Unsur lingkungan sekolah meliputi kepala sekolah, guru, tenaga administrasi, tenaga keamanan dan kebersihan, komite sekolah,  supervisor, dan lain-lain.
Unsur lingkungan masyarakat meliputi komponen masyarakat di luar kedua lingkungan di atas seperti RT, RW, desa, kota, kabupaten, dan seterusnya. Dalam lingkungan itu terdapat tokoh organisasi sosial kemasyarakatan, tokoh agama, tokoh informal, budayawan, seniman, birokrat, elit politik, dan lain sebagainya. Pengaruh yang berasal dari tokoh-tokoh ini jauh lebih kuat dibandingkan dengan pengaruh unsur keluarga dan unsur sekolah.
F.        FUNGSI LINGKUNGAN PENDIDIKAN
Proses pendidikan berlangsung tidak dalam satu lingkungan yang sama dan juga berlangsung tidak dalam lingkungan yang steril. Lingkungan itu selain saling mempengaruhi, ada yang kuat, ada yang lemah, juga rentan terhadap pengaruh eksternal dalam konteks kehidupan antar bangsa. Seluruh unsur dalam setiap lingkungan harus bertanggung jawab terhadap tumbuh kembangnya anak. Terdapat tiga lingkungan yaitu lingkungan keluarga, lingkungan sekolah, dan lingkungan masyarakat.
-------------------------
_Perintah Latihan:_
1) Ganti "supervisor" dengan "pengawas" pada bagian teks tentang lingkungan pendidikan mulai dari "Unsur lingkungan sekolah" hingga "supervisor, dan lain-lain.", lalu tuliskan kembali bagian itu.
2) Sebutkan semua unsur lingkungan sekolah yang dirinci dalam teks tentang lingkungan pendidikan.

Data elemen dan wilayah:
-------------------------
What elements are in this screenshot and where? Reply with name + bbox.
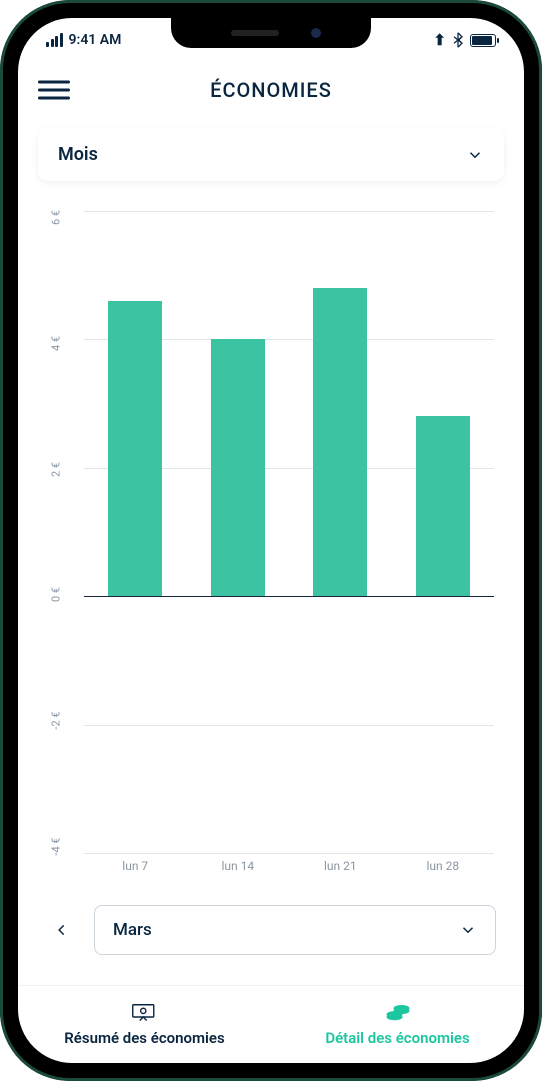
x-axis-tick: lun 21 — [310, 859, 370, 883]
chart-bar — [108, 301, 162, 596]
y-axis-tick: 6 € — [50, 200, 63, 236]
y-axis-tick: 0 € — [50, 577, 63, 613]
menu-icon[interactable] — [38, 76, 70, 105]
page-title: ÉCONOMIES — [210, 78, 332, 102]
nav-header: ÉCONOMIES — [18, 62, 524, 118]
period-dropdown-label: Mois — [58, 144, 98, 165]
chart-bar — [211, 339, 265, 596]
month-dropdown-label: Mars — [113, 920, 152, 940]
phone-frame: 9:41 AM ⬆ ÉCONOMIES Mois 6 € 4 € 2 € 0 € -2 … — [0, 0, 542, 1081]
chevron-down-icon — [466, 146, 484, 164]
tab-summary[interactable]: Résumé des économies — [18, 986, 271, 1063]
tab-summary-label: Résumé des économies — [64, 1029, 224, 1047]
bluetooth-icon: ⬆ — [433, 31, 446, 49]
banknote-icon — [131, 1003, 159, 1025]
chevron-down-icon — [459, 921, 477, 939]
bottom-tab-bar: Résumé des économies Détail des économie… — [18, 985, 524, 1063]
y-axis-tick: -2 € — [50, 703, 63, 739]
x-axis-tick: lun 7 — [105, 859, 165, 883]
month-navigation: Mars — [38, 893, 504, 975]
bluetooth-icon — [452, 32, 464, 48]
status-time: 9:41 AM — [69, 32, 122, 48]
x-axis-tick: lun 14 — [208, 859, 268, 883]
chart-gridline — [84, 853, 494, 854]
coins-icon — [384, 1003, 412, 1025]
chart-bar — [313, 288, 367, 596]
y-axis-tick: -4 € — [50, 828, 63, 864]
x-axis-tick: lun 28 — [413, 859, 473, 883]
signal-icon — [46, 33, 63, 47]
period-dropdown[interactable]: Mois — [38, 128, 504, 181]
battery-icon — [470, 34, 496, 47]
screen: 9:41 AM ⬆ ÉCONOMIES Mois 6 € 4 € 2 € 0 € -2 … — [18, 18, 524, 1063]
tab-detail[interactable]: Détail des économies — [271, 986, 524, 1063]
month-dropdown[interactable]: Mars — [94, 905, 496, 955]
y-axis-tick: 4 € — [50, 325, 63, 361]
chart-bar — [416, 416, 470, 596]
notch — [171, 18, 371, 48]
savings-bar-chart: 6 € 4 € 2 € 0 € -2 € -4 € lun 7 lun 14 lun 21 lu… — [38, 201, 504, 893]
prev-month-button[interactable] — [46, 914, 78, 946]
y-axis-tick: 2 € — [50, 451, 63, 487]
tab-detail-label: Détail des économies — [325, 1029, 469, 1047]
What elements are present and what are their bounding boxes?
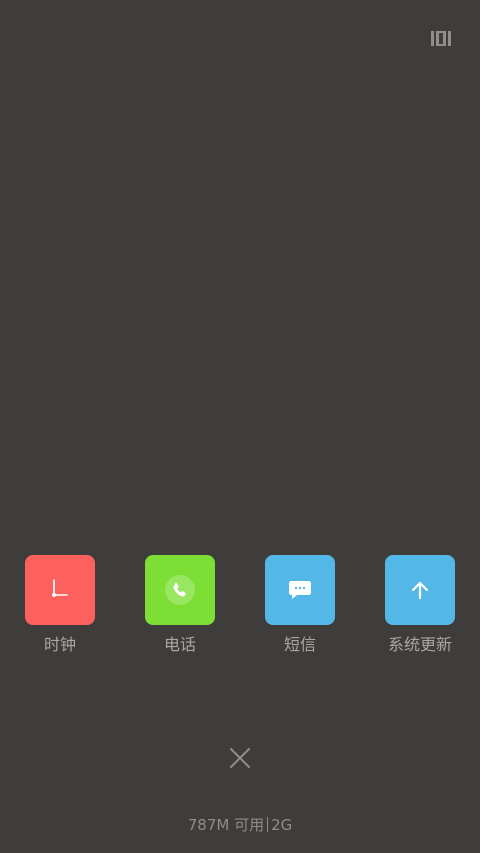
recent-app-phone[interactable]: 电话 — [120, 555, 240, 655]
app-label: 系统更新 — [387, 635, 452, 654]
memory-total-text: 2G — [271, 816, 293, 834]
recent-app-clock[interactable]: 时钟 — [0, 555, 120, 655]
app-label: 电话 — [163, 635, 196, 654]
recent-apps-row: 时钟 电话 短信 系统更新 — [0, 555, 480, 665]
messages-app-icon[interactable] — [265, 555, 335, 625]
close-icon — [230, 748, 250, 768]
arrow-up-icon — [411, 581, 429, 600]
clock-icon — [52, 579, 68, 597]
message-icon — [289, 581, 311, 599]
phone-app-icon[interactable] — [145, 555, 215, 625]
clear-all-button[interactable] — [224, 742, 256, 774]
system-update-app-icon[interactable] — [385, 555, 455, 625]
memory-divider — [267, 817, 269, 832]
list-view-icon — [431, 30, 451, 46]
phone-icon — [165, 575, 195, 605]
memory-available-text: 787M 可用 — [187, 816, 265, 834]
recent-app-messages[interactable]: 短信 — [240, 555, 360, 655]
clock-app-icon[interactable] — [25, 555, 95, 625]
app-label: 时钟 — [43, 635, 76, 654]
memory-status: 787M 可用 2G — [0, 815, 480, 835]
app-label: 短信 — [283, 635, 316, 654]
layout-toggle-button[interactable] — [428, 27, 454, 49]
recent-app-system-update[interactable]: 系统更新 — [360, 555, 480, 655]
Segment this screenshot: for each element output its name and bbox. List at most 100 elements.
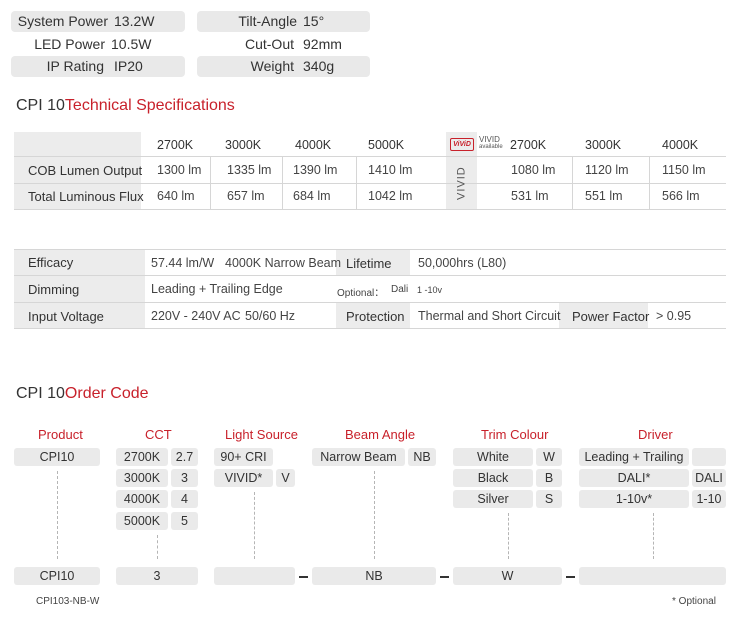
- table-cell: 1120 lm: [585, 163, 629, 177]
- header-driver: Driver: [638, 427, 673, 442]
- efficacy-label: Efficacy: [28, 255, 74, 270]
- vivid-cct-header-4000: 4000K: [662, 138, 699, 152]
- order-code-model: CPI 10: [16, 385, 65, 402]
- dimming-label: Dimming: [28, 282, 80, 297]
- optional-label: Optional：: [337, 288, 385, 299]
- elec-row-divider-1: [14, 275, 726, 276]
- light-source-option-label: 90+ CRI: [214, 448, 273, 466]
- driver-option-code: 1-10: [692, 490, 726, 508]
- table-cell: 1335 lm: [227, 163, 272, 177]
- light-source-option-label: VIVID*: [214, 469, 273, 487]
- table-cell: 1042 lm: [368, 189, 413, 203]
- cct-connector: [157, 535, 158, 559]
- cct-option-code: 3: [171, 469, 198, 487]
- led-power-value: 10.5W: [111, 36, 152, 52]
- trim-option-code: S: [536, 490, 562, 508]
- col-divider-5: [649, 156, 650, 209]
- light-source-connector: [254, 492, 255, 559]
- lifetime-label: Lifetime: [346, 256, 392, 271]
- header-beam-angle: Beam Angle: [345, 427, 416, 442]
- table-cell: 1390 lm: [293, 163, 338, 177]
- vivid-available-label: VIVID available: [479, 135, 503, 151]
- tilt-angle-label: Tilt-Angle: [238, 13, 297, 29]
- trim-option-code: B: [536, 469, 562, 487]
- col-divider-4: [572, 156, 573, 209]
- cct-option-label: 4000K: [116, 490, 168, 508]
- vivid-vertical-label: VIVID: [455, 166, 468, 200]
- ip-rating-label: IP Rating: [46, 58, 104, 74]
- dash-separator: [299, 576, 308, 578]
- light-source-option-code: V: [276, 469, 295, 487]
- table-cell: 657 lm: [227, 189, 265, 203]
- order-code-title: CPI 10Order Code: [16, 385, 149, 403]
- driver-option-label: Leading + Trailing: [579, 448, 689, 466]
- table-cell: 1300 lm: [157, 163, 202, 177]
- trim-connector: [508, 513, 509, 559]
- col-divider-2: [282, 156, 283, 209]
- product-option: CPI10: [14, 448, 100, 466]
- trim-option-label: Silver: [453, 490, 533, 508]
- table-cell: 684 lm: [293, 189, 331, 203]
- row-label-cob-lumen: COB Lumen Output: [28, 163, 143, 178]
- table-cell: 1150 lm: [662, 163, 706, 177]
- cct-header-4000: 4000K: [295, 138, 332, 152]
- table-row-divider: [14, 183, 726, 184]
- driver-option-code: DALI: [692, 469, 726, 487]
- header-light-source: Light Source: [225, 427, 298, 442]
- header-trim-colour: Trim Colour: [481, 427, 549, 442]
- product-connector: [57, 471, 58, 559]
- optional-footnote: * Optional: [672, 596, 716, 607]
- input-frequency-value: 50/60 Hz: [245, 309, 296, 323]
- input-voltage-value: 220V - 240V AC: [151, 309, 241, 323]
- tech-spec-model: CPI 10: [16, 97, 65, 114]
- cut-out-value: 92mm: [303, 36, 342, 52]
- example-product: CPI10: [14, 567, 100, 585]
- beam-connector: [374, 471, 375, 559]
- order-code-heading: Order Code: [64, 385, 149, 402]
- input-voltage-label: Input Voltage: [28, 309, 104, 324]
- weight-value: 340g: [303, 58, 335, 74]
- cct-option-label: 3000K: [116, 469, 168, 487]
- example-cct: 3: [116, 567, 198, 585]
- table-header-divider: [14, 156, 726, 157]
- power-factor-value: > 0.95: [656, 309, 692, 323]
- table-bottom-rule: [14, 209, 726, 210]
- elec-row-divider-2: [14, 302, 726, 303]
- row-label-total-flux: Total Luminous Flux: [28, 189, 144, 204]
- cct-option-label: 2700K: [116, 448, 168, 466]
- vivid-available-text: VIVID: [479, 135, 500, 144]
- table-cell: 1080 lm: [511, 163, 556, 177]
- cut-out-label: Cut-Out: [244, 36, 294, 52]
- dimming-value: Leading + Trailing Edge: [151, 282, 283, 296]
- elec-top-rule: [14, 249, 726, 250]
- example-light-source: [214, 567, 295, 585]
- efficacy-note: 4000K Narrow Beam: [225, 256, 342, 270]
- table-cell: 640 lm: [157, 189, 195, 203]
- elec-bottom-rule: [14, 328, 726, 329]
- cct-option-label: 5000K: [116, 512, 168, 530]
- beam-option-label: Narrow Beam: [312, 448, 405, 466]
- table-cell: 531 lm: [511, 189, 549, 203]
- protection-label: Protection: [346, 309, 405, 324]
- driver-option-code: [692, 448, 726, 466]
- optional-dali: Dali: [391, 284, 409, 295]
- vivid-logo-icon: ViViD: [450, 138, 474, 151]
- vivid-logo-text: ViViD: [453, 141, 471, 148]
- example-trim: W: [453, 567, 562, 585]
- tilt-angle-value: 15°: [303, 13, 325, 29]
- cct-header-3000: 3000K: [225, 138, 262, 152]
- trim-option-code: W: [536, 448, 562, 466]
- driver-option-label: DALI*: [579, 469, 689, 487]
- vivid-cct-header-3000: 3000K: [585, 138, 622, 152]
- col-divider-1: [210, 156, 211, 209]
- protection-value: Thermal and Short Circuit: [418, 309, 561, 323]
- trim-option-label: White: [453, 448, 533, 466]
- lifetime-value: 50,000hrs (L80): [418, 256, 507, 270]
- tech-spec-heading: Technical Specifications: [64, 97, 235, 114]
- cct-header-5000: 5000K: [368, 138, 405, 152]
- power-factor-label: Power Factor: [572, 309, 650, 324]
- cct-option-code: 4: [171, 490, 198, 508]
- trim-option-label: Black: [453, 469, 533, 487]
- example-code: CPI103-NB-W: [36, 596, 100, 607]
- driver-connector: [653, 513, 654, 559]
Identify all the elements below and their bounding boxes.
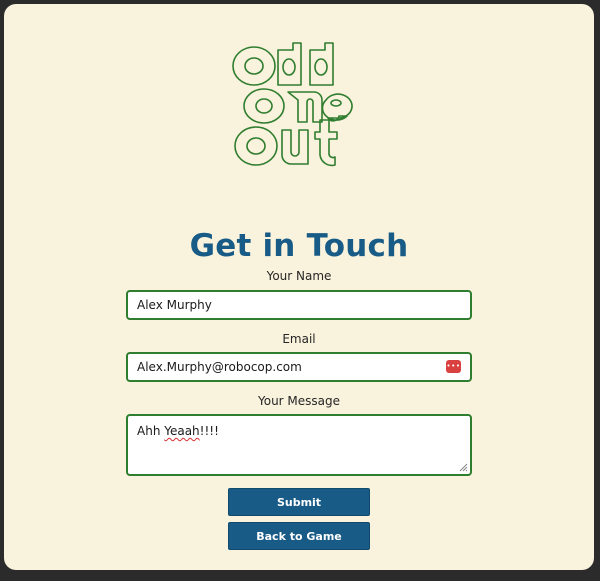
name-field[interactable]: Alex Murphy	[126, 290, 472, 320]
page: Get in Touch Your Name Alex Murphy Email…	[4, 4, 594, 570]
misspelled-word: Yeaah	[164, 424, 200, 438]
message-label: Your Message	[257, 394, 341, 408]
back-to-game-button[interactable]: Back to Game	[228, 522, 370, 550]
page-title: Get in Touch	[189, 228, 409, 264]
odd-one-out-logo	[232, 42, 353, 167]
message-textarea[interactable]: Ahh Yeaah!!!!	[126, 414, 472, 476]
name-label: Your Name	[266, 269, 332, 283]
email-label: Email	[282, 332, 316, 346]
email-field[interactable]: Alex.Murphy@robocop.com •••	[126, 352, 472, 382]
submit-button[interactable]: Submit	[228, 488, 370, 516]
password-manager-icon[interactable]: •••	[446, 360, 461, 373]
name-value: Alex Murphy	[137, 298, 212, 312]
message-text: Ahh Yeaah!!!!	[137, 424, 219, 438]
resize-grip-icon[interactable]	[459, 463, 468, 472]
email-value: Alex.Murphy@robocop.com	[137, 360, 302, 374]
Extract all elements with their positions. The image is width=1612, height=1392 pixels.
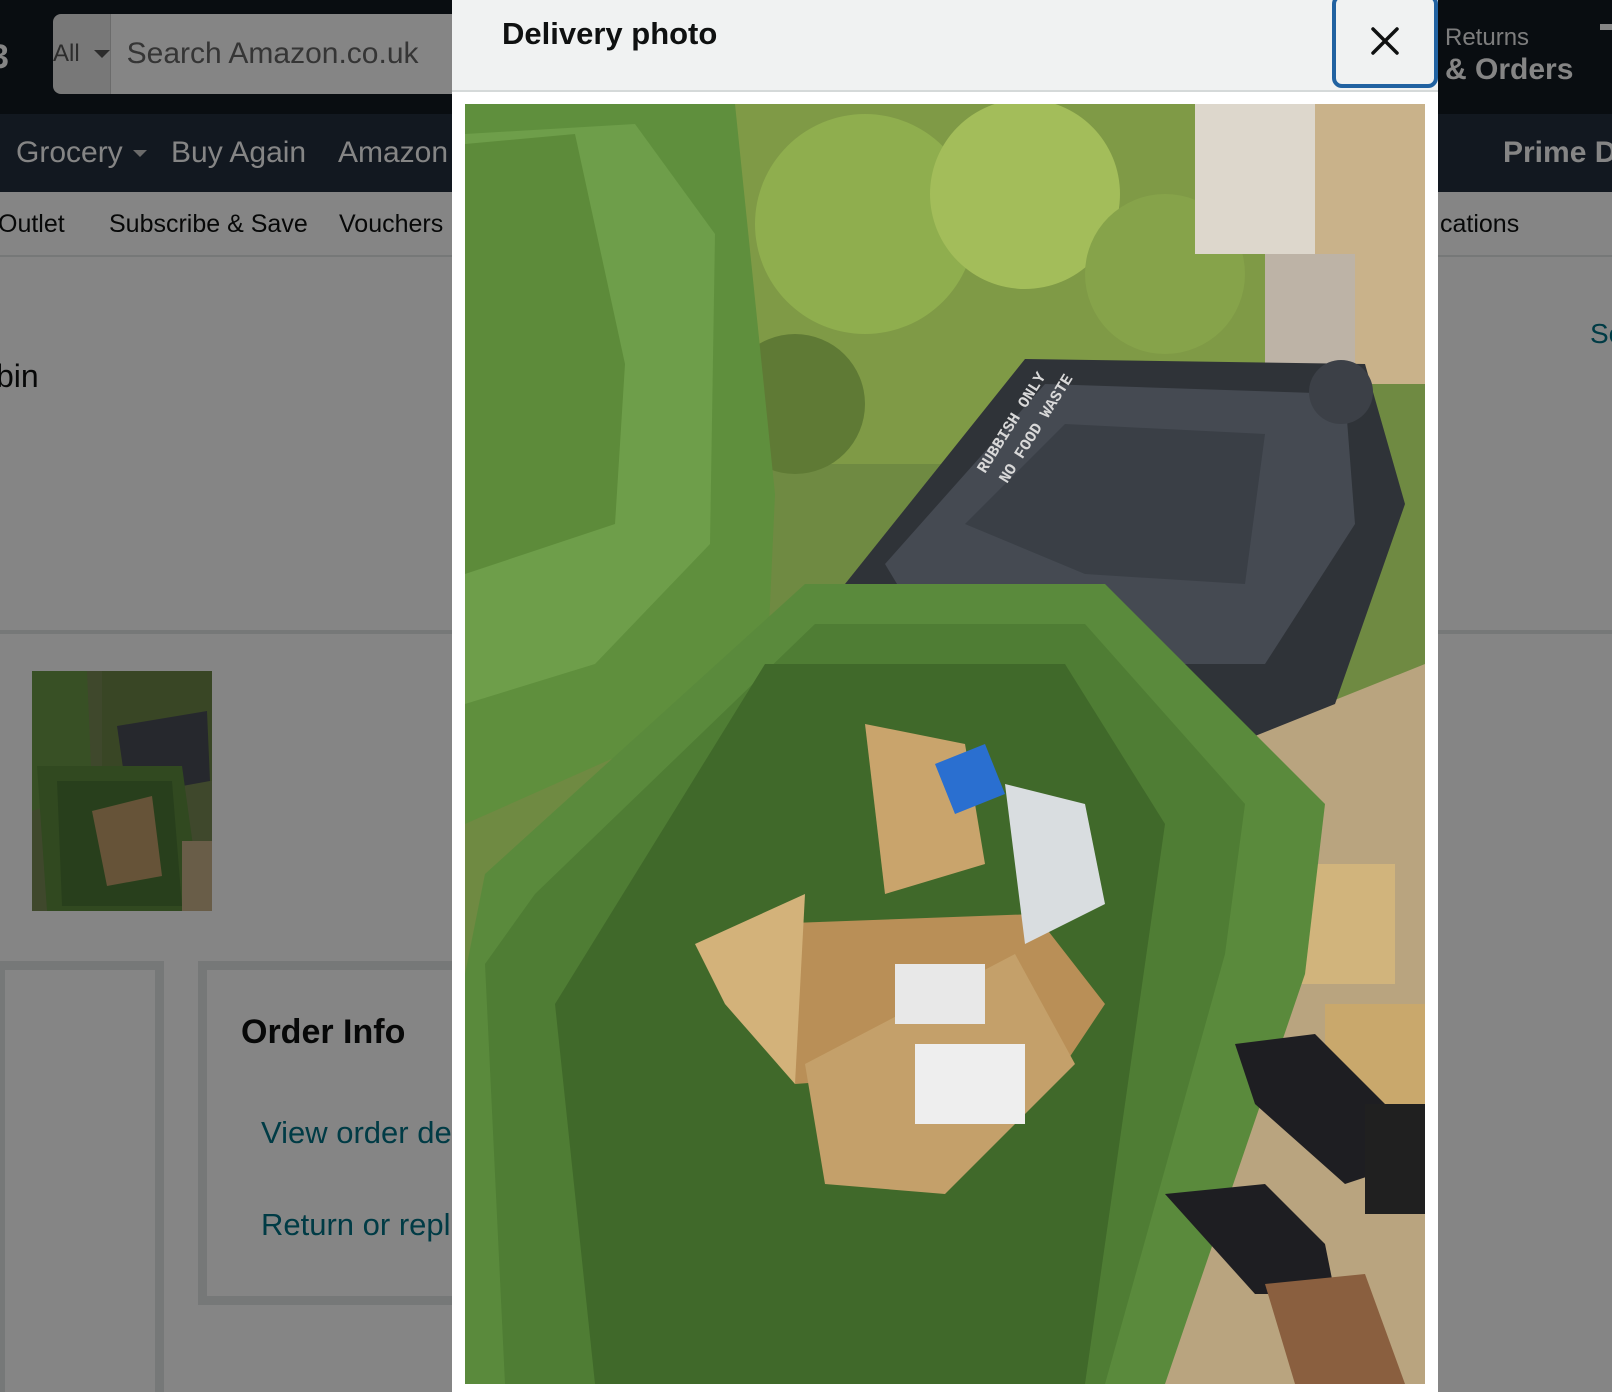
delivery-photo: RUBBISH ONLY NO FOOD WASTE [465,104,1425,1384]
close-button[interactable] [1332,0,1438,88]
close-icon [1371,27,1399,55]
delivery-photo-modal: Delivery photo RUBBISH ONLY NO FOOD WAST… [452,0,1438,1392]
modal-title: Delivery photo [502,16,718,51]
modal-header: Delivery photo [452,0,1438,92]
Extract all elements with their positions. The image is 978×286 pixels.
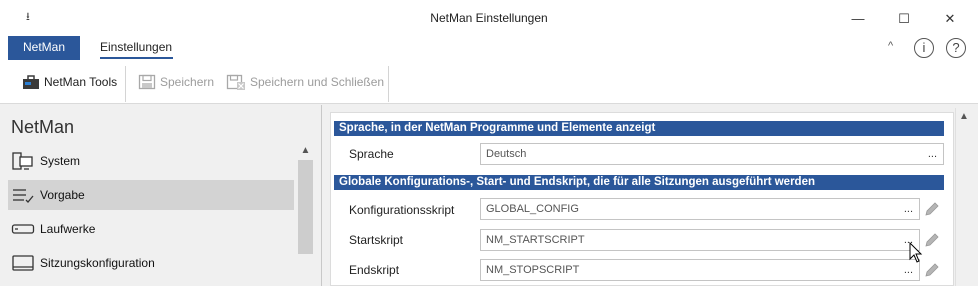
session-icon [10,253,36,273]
-------------------------
_Jawaban Tugas:_
1)
Unsur lingkungan sekolah meliputi kepala sekolah, guru, tenaga administrasi, tenaga keamanan dan kebersihan, komite sekolah,  pengawas, dan lain-lain.

2)
- kepala sekolah
- guru
- tenaga administrasi
- tenaga keamanan dan kebersihan
- komite sekolah
- supervisor